WHAT IS ASKED
Select every line below containing the word "folder".

____

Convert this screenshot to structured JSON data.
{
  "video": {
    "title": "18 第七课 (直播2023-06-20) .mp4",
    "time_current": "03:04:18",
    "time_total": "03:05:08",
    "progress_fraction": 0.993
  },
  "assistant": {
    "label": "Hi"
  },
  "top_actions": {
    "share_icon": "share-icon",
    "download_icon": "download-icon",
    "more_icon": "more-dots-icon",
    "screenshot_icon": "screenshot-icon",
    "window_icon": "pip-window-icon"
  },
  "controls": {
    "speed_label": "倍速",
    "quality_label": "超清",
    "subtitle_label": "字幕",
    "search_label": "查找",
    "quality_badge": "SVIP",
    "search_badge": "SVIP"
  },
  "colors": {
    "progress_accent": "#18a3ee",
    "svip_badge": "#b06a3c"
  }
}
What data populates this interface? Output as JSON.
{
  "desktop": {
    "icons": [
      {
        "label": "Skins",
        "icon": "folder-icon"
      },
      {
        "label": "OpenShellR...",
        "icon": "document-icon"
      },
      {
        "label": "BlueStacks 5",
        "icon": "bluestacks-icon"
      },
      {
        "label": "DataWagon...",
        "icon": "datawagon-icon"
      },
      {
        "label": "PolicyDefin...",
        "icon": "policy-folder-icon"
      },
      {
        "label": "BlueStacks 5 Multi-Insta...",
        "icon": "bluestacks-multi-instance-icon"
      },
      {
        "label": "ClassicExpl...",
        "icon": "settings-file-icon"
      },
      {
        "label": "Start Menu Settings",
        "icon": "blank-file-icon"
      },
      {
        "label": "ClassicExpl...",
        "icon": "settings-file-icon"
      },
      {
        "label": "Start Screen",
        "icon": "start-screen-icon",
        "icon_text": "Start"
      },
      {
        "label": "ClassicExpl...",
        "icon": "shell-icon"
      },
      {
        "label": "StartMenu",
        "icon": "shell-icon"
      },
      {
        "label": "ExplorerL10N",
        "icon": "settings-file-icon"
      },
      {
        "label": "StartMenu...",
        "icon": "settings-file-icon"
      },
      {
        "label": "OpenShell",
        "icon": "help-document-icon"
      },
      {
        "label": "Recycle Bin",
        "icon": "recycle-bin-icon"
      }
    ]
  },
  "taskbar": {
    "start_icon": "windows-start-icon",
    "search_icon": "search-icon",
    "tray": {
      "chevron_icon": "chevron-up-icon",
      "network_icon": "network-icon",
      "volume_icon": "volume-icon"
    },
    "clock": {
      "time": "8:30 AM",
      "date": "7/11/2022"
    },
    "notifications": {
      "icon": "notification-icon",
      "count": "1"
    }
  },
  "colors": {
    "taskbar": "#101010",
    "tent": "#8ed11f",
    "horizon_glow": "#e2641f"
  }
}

____

ANSWER TO THE TASK
        "icon": "folder-icon"
        "icon": "policy-folder-icon"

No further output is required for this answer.